Provided material.
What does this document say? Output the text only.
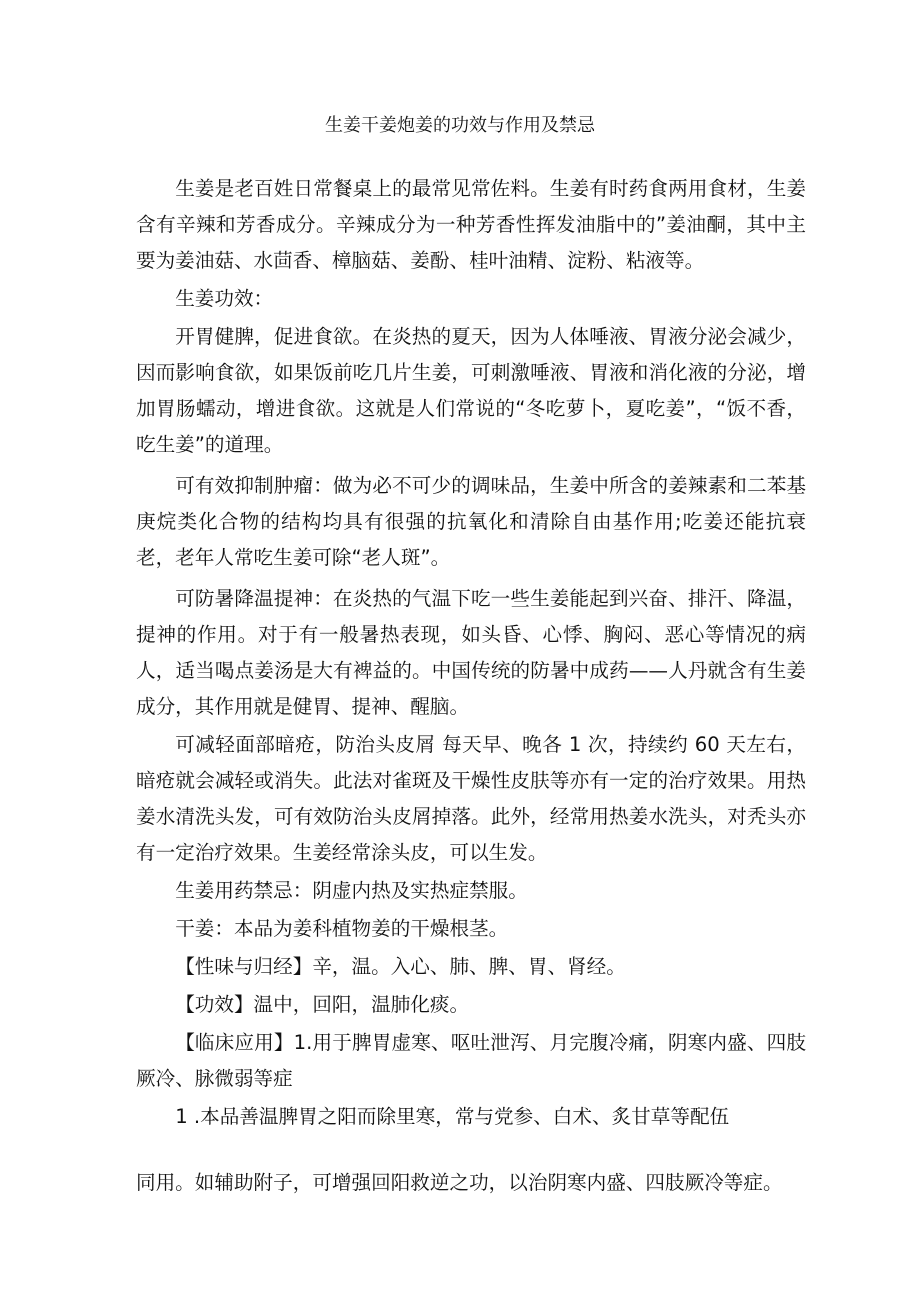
生姜干姜炮姜的功效与作用及禁忌

生姜是老百姓日常餐桌上的最常见常佐料。生姜有时药食两用食材，生姜含有辛辣和芳香成分。辛辣成分为一种芳香性挥发油脂中的”姜油酮，其中主要为姜油菇、水茴香、樟脑菇、姜酚、桂叶油精、淀粉、粘液等。

生姜功效：

开胃健脾，促进食欲。在炎热的夏天，因为人体唾液、胃液分泌会减少，因而影响食欲，如果饭前吃几片生姜，可刺激唾液、胃液和消化液的分泌，增加胃肠蠕动，增进食欲。这就是人们常说的“冬吃萝卜，夏吃姜”，“饭不香，吃生姜”的道理。

可有效抑制肿瘤：做为必不可少的调味品，生姜中所含的姜辣素和二苯基庚烷类化合物的结构均具有很强的抗氧化和清除自由基作用;吃姜还能抗衰老，老年人常吃生姜可除“老人斑”。

可防暑降温提神：在炎热的气温下吃一些生姜能起到兴奋、排汗、降温，提神的作用。对于有一般暑热表现，如头昏、心悸、胸闷、恶心等情况的病人，适当喝点姜汤是大有裨益的。中国传统的防暑中成药——人丹就含有生姜成分，其作用就是健胃、提神、醒脑。

可减轻面部暗疮，防治头皮屑 每天早、晚各 1 次，持续约 60 天左右，暗疮就会减轻或消失。此法对雀斑及干燥性皮肤等亦有一定的治疗效果。用热姜水清洗头发，可有效防治头皮屑掉落。此外，经常用热姜水洗头，对秃头亦有一定治疗效果。生姜经常涂头皮，可以生发。

生姜用药禁忌：阴虚内热及实热症禁服。

干姜：本品为姜科植物姜的干燥根茎。

【性味与归经】辛，温。入心、肺、脾、胃、肾经。

【功效】温中，回阳，温肺化痰。

【临床应用】1.用于脾胃虚寒、呕吐泄泻、月完腹冷痛，阴寒内盛、四肢厥冷、脉微弱等症

1 .本品善温脾胃之阳而除里寒，常与党参、白术、炙甘草等配伍

同用。如辅助附子，可增强回阳救逆之功，以治阴寒内盛、四肢厥冷等症。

What is expected. Omit the pictures, and quote the material above exactly as given.

Task output.
What does this document say? Output the text only.
生姜干姜炮姜的功效与作用及禁忌

生姜是老百姓日常餐桌上的最常见常佐料。生姜有时药食两用食材，生姜含有辛辣和芳香成分。辛辣成分为一种芳香性挥发油脂中的”姜油酮，其中主要为姜油菇、水茴香、樟脑菇、姜酚、桂叶油精、淀粉、粘液等。

生姜功效：

开胃健脾，促进食欲。在炎热的夏天，因为人体唾液、胃液分泌会减少，因而影响食欲，如果饭前吃几片生姜，可刺激唾液、胃液和消化液的分泌，增加胃肠蠕动，增进食欲。这就是人们常说的“冬吃萝卜，夏吃姜”，“饭不香，吃生姜”的道理。

可有效抑制肿瘤：做为必不可少的调味品，生姜中所含的姜辣素和二苯基庚烷类化合物的结构均具有很强的抗氧化和清除自由基作用;吃姜还能抗衰老，老年人常吃生姜可除“老人斑”。

可防暑降温提神：在炎热的气温下吃一些生姜能起到兴奋、排汗、降温，提神的作用。对于有一般暑热表现，如头昏、心悸、胸闷、恶心等情况的病人，适当喝点姜汤是大有裨益的。中国传统的防暑中成药——人丹就含有生姜成分，其作用就是健胃、提神、醒脑。

可减轻面部暗疮，防治头皮屑 每天早、晚各 1 次，持续约 60 天左右，暗疮就会减轻或消失。此法对雀斑及干燥性皮肤等亦有一定的治疗效果。用热姜水清洗头发，可有效防治头皮屑掉落。此外，经常用热姜水洗头，对秃头亦有一定治疗效果。生姜经常涂头皮，可以生发。

生姜用药禁忌：阴虚内热及实热症禁服。

干姜：本品为姜科植物姜的干燥根茎。

【性味与归经】辛，温。入心、肺、脾、胃、肾经。

【功效】温中，回阳，温肺化痰。

【临床应用】1.用于脾胃虚寒、呕吐泄泻、月完腹冷痛，阴寒内盛、四肢厥冷、脉微弱等症

1 .本品善温脾胃之阳而除里寒，常与党参、白术、炙甘草等配伍

同用。如辅助附子，可增强回阳救逆之功，以治阴寒内盛、四肢厥冷等症。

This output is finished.